Entries from a dataset
--- BEGIN ---

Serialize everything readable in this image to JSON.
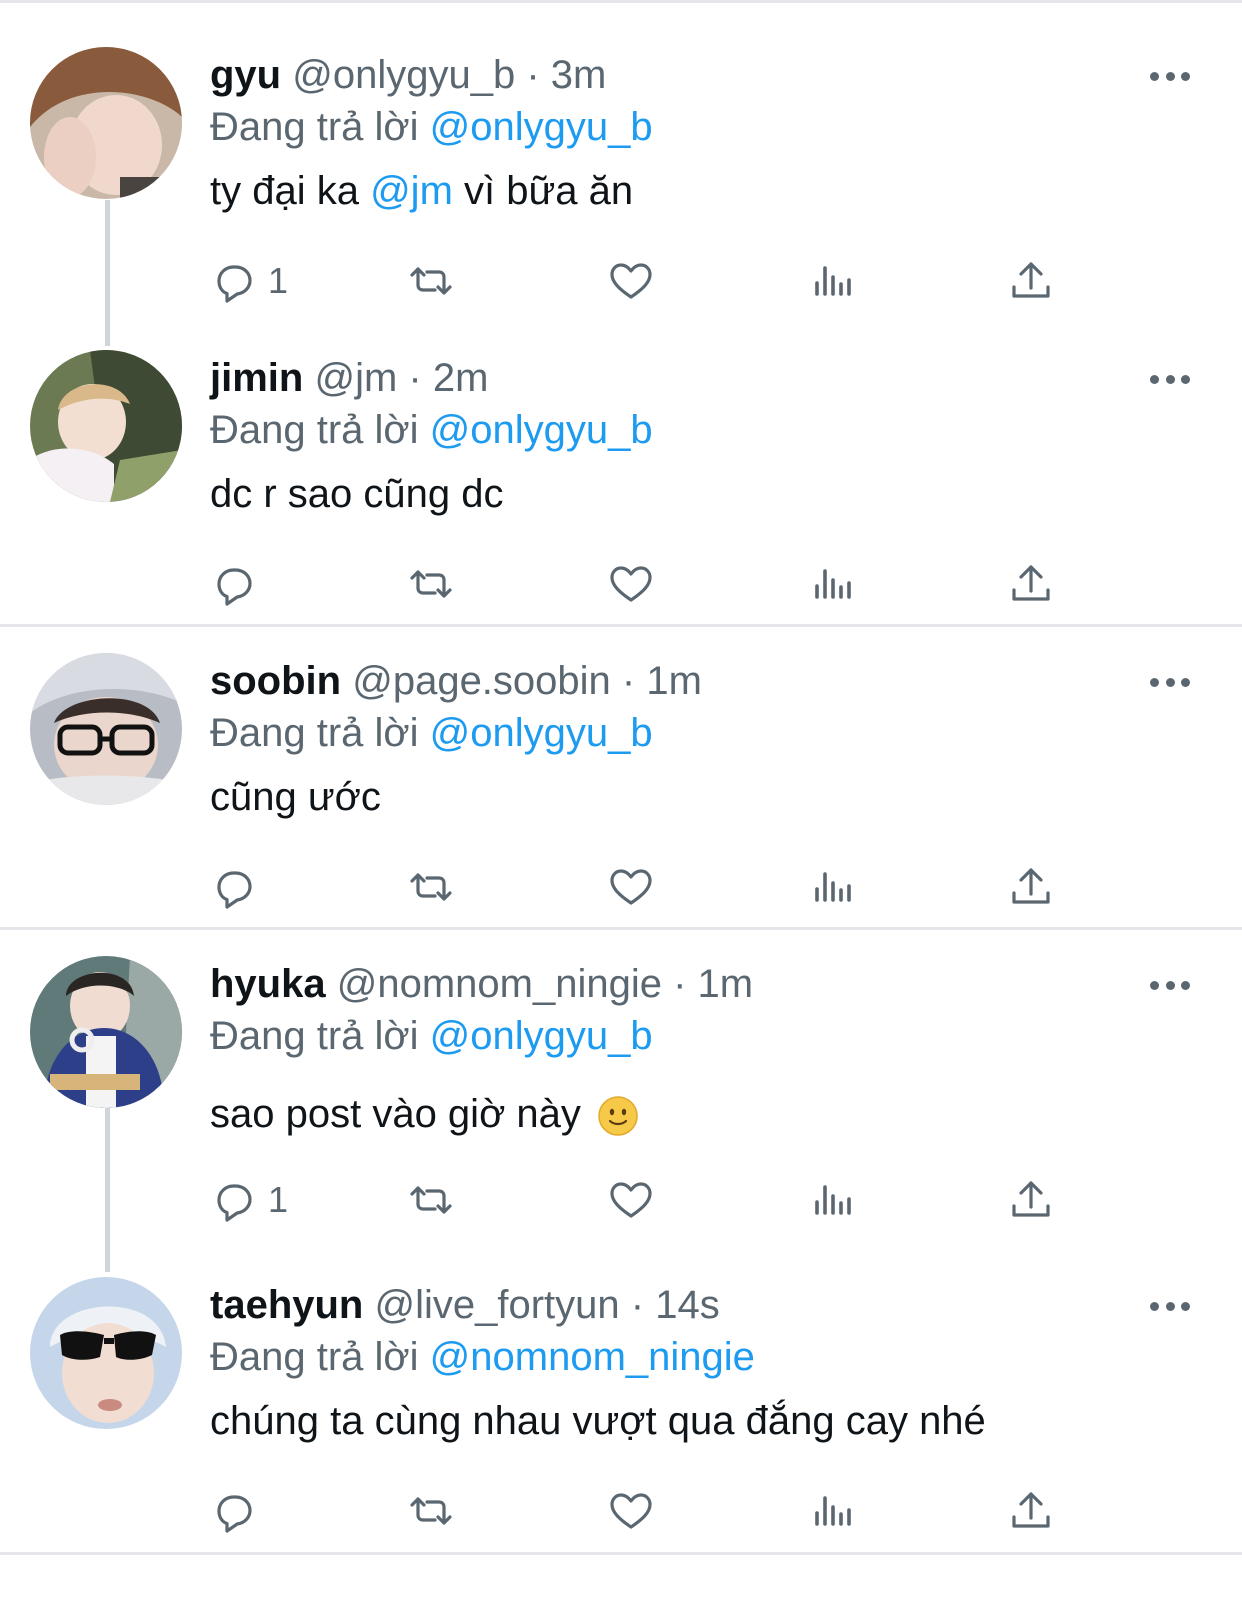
{
  "labels": {
    "more_icon": "more-horizontal-icon",
    "reply_icon": "reply-bubble-icon",
    "retweet_icon": "retweet-icon",
    "like_icon": "heart-icon",
    "views_icon": "views-bar-chart-icon",
    "share_icon": "share-upload-icon"
  },
  "colors": {
    "mention": "#1d9bf0",
    "muted": "#5b6770",
    "text": "#0f1419",
    "divider": "#e4e6e9"
  },
  "tweets": [
    {
      "name": "gyu",
      "handle": "@onlygyu_b",
      "dot": "·",
      "time": "3m",
      "reply_prefix": "Đang trả lời",
      "reply_to": "@onlygyu_b",
      "text_before": "ty đại ka ",
      "text_mention": "@jm",
      "text_after": " vì bữa ăn",
      "reply_count": "1"
    },
    {
      "name": "jimin",
      "handle": "@jm",
      "dot": "·",
      "time": "2m",
      "reply_prefix": "Đang trả lời",
      "reply_to": "@onlygyu_b",
      "text": "dc r sao cũng dc",
      "reply_count": ""
    },
    {
      "name": "soobin",
      "handle": "@page.soobin",
      "dot": "·",
      "time": "1m",
      "reply_prefix": "Đang trả lời",
      "reply_to": "@onlygyu_b",
      "text": "cũng ước",
      "reply_count": ""
    },
    {
      "name": "hyuka",
      "handle": "@nomnom_ningie",
      "dot": "·",
      "time": "1m",
      "reply_prefix": "Đang trả lời",
      "reply_to": "@onlygyu_b",
      "text": "sao post vào giờ này",
      "emoji": "slightly-smiling-face",
      "reply_count": "1"
    },
    {
      "name": "taehyun",
      "handle": "@live_fortyun",
      "dot": "·",
      "time": "14s",
      "reply_prefix": "Đang trả lời",
      "reply_to": "@nomnom_ningie",
      "text": "chúng ta cùng nhau vượt qua đắng cay nhé",
      "reply_count": ""
    }
  ]
}
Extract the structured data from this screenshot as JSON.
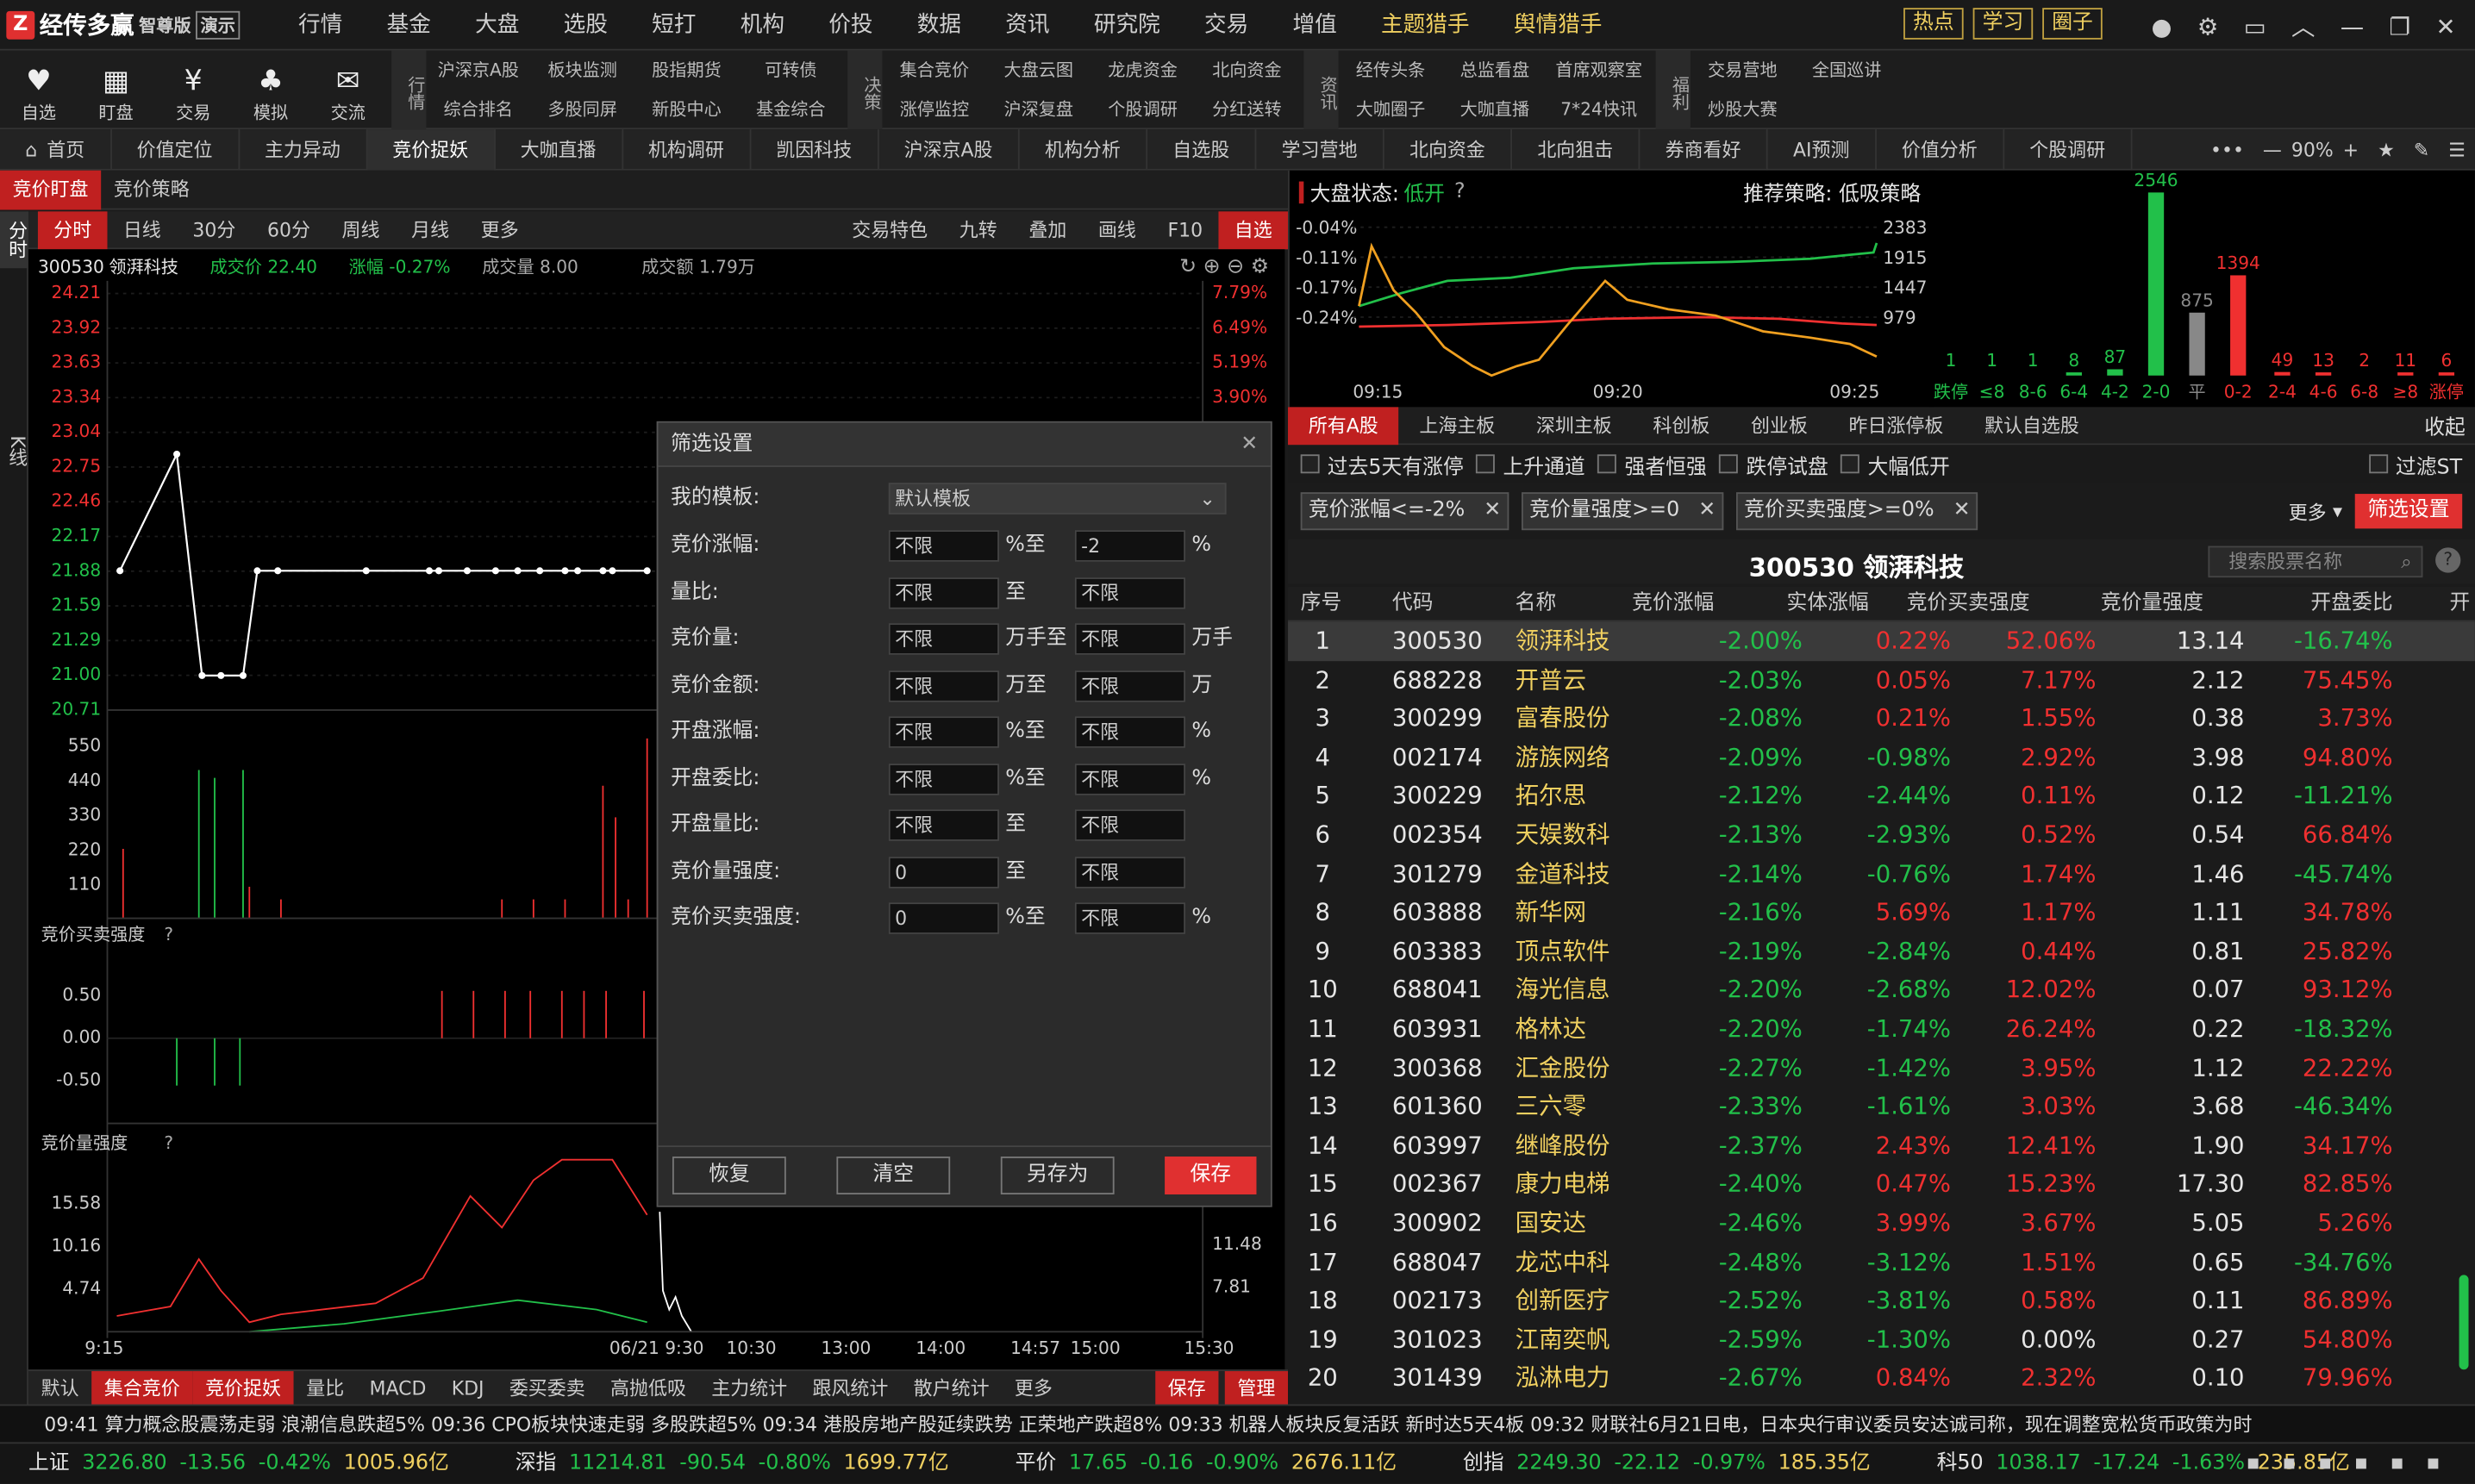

--- END ---

# [Exercise]
Give all the lines above again, character for character, without pictures.

# [Task response]
Serialize everything readable in this image to JSON.
{
  "labels": {
    "more_icon": "more-horizontal-icon",
    "reply_icon": "reply-bubble-icon",
    "retweet_icon": "retweet-icon",
    "like_icon": "heart-icon",
    "views_icon": "views-bar-chart-icon",
    "share_icon": "share-upload-icon"
  },
  "colors": {
    "mention": "#1d9bf0",
    "muted": "#5b6770",
    "text": "#0f1419",
    "divider": "#e4e6e9"
  },
  "tweets": [
    {
      "name": "gyu",
      "handle": "@onlygyu_b",
      "dot": "·",
      "time": "3m",
      "reply_prefix": "Đang trả lời",
      "reply_to": "@onlygyu_b",
      "text_before": "ty đại ka ",
      "text_mention": "@jm",
      "text_after": " vì bữa ăn",
      "reply_count": "1"
    },
    {
      "name": "jimin",
      "handle": "@jm",
      "dot": "·",
      "time": "2m",
      "reply_prefix": "Đang trả lời",
      "reply_to": "@onlygyu_b",
      "text": "dc r sao cũng dc",
      "reply_count": ""
    },
    {
      "name": "soobin",
      "handle": "@page.soobin",
      "dot": "·",
      "time": "1m",
      "reply_prefix": "Đang trả lời",
      "reply_to": "@onlygyu_b",
      "text": "cũng ước",
      "reply_count": ""
    },
    {
      "name": "hyuka",
      "handle": "@nomnom_ningie",
      "dot": "·",
      "time": "1m",
      "reply_prefix": "Đang trả lời",
      "reply_to": "@onlygyu_b",
      "text": "sao post vào giờ này",
      "emoji": "slightly-smiling-face",
      "reply_count": "1"
    },
    {
      "name": "taehyun",
      "handle": "@live_fortyun",
      "dot": "·",
      "time": "14s",
      "reply_prefix": "Đang trả lời",
      "reply_to": "@nomnom_ningie",
      "text": "chúng ta cùng nhau vượt qua đắng cay nhé",
      "reply_count": ""
    }
  ]
}
Extract the structured data from this screenshot as JSON.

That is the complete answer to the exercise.